(Collected data)

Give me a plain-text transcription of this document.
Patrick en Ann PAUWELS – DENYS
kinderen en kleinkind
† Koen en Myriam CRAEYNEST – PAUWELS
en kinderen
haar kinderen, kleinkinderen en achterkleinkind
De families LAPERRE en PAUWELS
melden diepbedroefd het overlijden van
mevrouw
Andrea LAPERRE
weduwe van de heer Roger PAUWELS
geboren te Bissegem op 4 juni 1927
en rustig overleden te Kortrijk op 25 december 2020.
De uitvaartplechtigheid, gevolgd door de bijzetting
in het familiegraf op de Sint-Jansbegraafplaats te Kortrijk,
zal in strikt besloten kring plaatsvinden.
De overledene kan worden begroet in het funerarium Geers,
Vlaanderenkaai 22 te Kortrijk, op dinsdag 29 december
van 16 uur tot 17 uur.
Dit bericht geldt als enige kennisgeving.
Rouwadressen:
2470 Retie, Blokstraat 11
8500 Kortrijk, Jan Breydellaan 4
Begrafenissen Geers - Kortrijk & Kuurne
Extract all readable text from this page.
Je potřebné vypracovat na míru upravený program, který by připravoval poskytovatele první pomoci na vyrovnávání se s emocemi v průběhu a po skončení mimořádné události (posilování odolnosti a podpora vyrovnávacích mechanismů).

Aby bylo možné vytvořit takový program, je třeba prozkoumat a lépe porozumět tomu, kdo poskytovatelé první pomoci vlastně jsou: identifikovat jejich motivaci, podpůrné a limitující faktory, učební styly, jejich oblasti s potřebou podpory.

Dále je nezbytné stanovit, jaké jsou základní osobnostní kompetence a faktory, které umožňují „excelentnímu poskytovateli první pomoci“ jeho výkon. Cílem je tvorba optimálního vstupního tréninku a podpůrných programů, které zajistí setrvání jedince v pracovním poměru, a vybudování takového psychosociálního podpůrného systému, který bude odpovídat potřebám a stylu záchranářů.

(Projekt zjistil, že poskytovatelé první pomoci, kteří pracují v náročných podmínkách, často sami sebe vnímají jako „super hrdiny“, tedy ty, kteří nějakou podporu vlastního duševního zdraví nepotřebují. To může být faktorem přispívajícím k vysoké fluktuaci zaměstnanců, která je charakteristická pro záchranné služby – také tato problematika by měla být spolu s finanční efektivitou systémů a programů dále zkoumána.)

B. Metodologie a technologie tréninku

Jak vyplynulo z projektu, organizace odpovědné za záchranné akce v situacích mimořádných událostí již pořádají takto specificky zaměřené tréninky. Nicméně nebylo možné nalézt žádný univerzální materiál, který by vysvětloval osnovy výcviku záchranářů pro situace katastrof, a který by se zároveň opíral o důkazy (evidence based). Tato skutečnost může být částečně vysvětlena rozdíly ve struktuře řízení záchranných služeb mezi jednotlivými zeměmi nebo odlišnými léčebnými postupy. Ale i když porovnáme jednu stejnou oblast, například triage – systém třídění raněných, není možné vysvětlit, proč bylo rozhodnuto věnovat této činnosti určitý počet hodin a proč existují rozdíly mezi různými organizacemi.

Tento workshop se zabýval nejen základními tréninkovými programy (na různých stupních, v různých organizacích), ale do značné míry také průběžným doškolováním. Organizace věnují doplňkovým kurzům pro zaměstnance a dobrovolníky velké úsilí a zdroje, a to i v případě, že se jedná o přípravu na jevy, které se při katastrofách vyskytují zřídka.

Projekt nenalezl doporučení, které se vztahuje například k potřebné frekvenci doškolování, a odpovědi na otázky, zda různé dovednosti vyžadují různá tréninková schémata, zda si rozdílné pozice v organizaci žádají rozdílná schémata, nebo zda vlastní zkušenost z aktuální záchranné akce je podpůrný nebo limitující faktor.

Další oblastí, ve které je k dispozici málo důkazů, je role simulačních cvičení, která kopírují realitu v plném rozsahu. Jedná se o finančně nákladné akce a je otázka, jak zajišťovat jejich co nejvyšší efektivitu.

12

Task objective — Copy the lines from the entries above in which the word "text" appears.

Result of the exercise —
Give me a plain-text transcription of this document.
Extract all readable text from this page.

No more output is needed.